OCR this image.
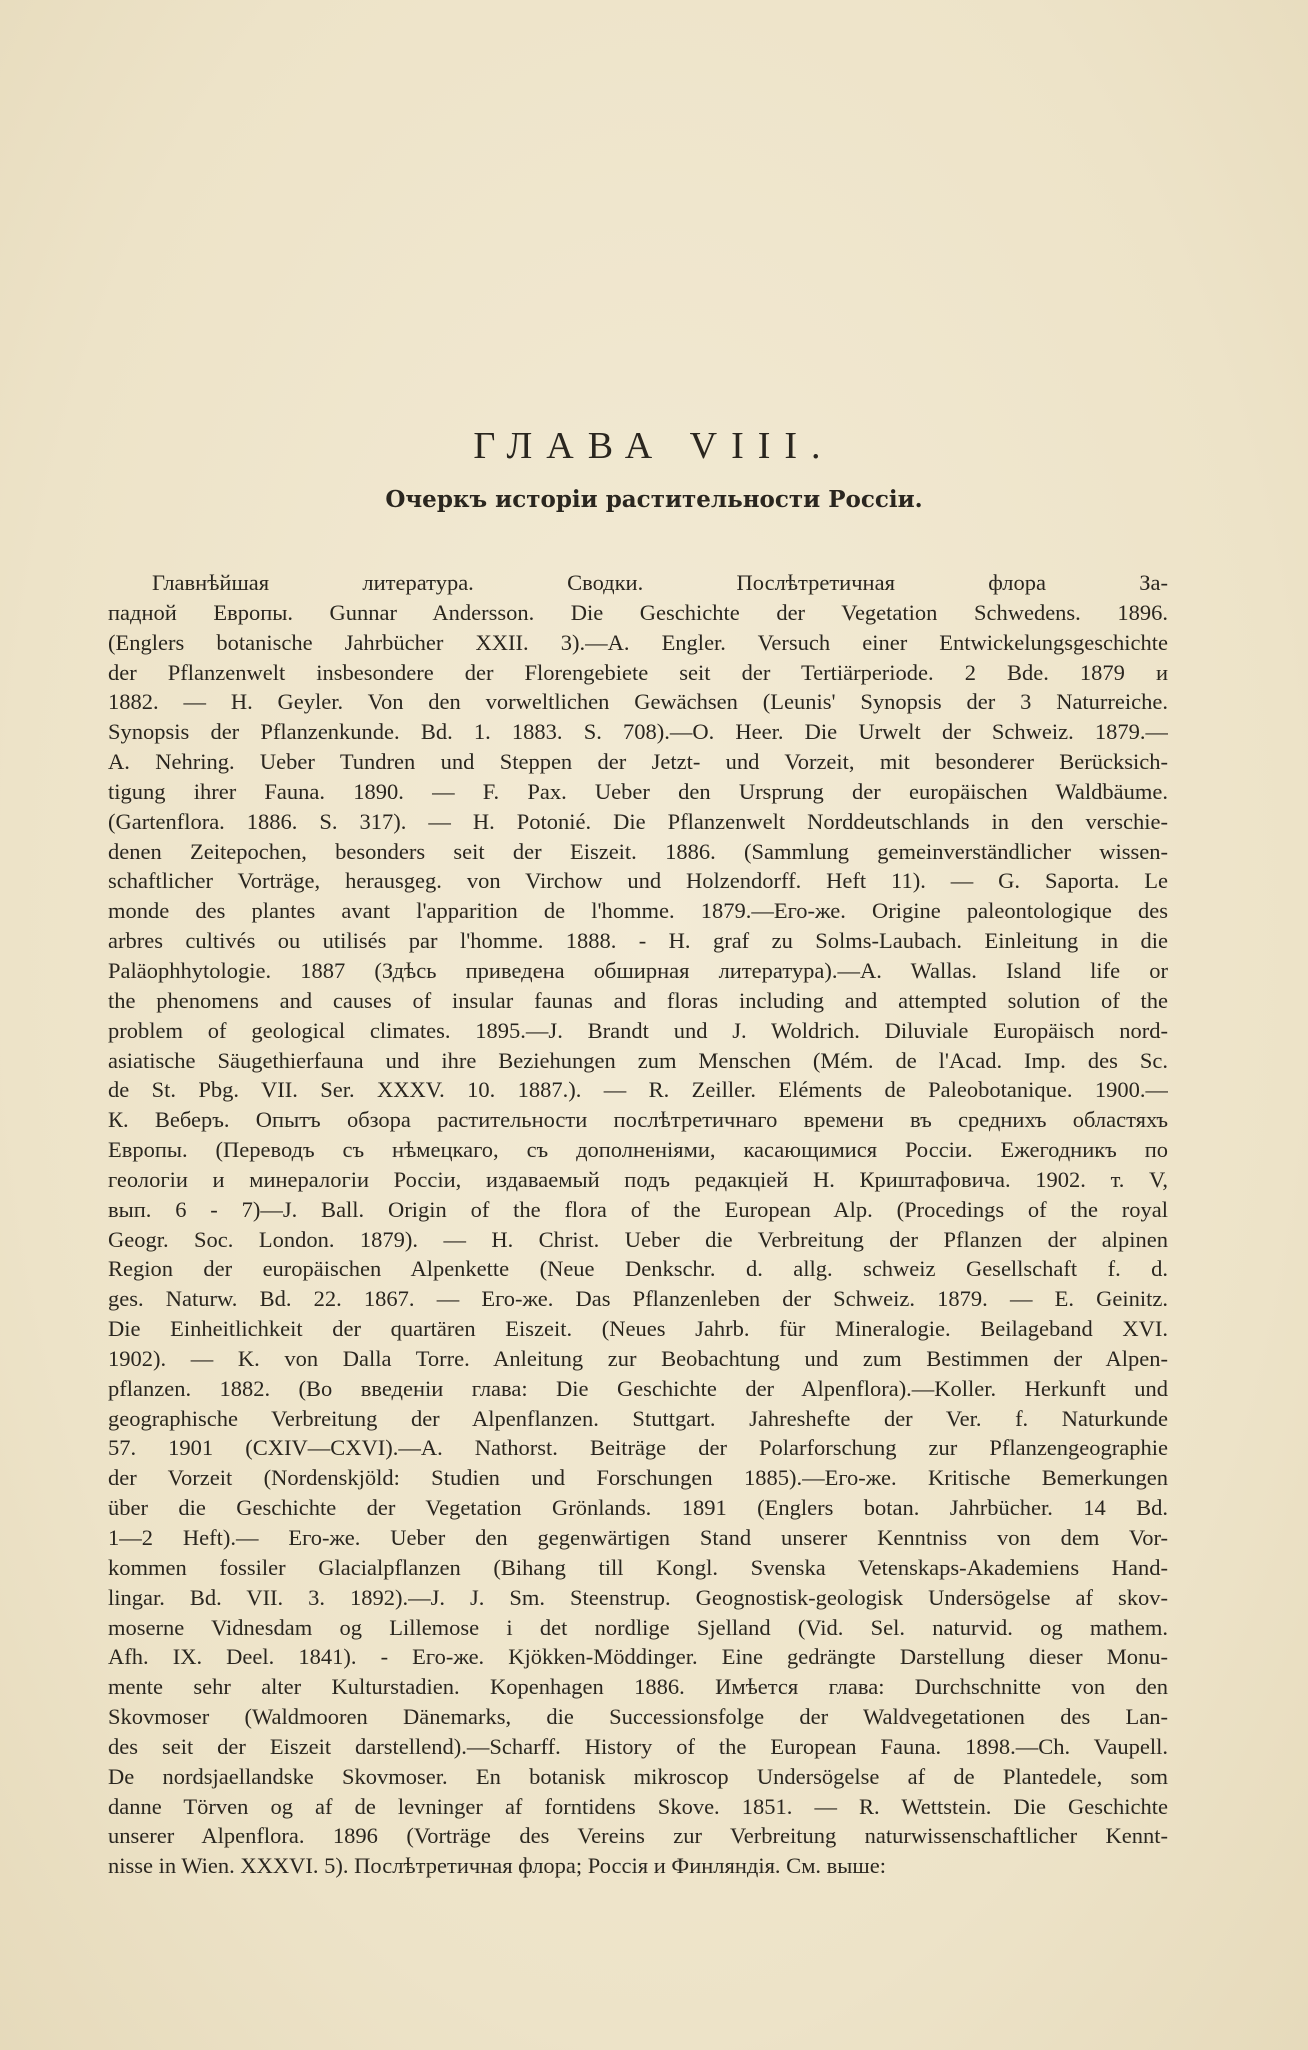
ГЛАВА VIII.
Очеркъ исторіи растительности Россіи.
Главнѣйшая литература. Сводки. Послѣтретичная флора За-
падной Европы. Gunnar Andersson. Die Geschichte der Vegetation Schwedens. 1896.
(Englers botanische Jahrbücher XXII. 3).—A. Engler. Versuch einer Entwickelungsgeschichte
der Pflanzenwelt insbesondere der Florengebiete seit der Tertiärperiode. 2 Bde. 1879 и
1882. — H. Geyler. Von den vorweltlichen Gewächsen (Leunis' Synopsis der 3 Naturreiche.
Synopsis der Pflanzenkunde. Bd. 1. 1883. S. 708).—O. Heer. Die Urwelt der Schweiz. 1879.—
A. Nehring. Ueber Tundren und Steppen der Jetzt- und Vorzeit, mit besonderer Berücksich-
tigung ihrer Fauna. 1890. — F. Pax. Ueber den Ursprung der europäischen Waldbäume.
(Gartenflora. 1886. S. 317). — H. Potonié. Die Pflanzenwelt Norddeutschlands in den verschie-
denen Zeitepochen, besonders seit der Eiszeit. 1886. (Sammlung gemeinverständlicher wissen-
schaftlicher Vorträge, herausgeg. von Virchow und Holzendorff. Heft 11). — G. Saporta. Le
monde des plantes avant l'apparition de l'homme. 1879.—Его-же. Origine paleontologique des
arbres cultivés ou utilisés par l'homme. 1888. - H. graf zu Solms-Laubach. Einleitung in die
Paläophhytologie. 1887 (Здѣсь приведена обширная литература).—A. Wallas. Island life or
the phenomens and causes of insular faunas and floras including and attempted solution of the
problem of geological climates. 1895.—J. Brandt und J. Woldrich. Diluviale Europäisch nord-
asiatische Säugethierfauna und ihre Beziehungen zum Menschen (Mém. de l'Acad. Imp. des Sc.
de St. Pbg. VII. Ser. XXXV. 10. 1887.). — R. Zeiller. Eléments de Paleobotanique. 1900.—
К. Веберъ. Опытъ обзора растительности послѣтретичнаго времени въ среднихъ областяхъ
Европы. (Переводъ съ нѣмецкаго, съ дополненіями, касающимися Россіи. Ежегодникъ по
геологіи и минералогіи Россіи, издаваемый подъ редакціей Н. Криштафовича. 1902. т. V,
вып. 6 - 7)—J. Ball. Origin of the flora of the European Alp. (Procedings of the royal
Geogr. Soc. London. 1879). — H. Christ. Ueber die Verbreitung der Pflanzen der alpinen
Region der europäischen Alpenkette (Neue Denkschr. d. allg. schweiz Gesellschaft f. d.
ges. Naturw. Bd. 22. 1867. — Его-же. Das Pflanzenleben der Schweiz. 1879. — E. Geinitz.
Die Einheitlichkeit der quartären Eiszeit. (Neues Jahrb. für Mineralogie. Beilageband XVI.
1902). — K. von Dalla Torre. Anleitung zur Beobachtung und zum Bestimmen der Alpen-
pflanzen. 1882. (Во введеніи глава: Die Geschichte der Alpenflora).—Koller. Herkunft und
geographische Verbreitung der Alpenflanzen. Stuttgart. Jahreshefte der Ver. f. Naturkunde
57. 1901 (CXIV—CXVI).—A. Nathorst. Beiträge der Polarforschung zur Pflanzengeographie
der Vorzeit (Nordenskjöld: Studien und Forschungen 1885).—Его-же. Kritische Bemerkungen
über die Geschichte der Vegetation Grönlands. 1891 (Englers botan. Jahrbücher. 14 Bd.
1—2 Heft).— Его-же. Ueber den gegenwärtigen Stand unserer Kenntniss von dem Vor-
kommen fossiler Glacialpflanzen (Bihang till Kongl. Svenska Vetenskaps-Akademiens Hand-
lingar. Bd. VII. 3. 1892).—J. J. Sm. Steenstrup. Geognostisk-geologisk Undersögelse af skov-
moserne Vidnesdam og Lillemose i det nordlige Sjelland (Vid. Sel. naturvid. og mathem.
Afh. IX. Deel. 1841). - Его-же. Kjökken-Möddinger. Eine gedrängte Darstellung dieser Monu-
mente sehr alter Kulturstadien. Kopenhagen 1886. Имѣется глава: Durchschnitte von den
Skovmoser (Waldmooren Dänemarks, die Successionsfolge der Waldvegetationen des Lan-
des seit der Eiszeit darstellend).—Scharff. History of the European Fauna. 1898.—Ch. Vaupell.
De nordsjaellandske Skovmoser. En botanisk mikroscop Undersögelse af de Plantedele, som
danne Törven og af de levninger af forntidens Skove. 1851. — R. Wettstein. Die Geschichte
unserer Alpenflora. 1896 (Vorträge des Vereins zur Verbreitung naturwissenschaftlicher Kennt-
nisse in Wien. XXXVI. 5). Послѣтретичная флора; Россія и Финляндія. См. выше:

**Given request:**
Scan the material above for the string "seit" and return the lines that hold it.

**Expected answer:**
der Pflanzenwelt insbesondere der Florengebiete seit der Tertiärperiode. 2 Bde. 1879 и
denen Zeitepochen, besonders seit der Eiszeit. 1886. (Sammlung gemeinverständlicher wissen-
des seit der Eiszeit darstellend).—Scharff. History of the European Fauna. 1898.—Ch. Vaupell.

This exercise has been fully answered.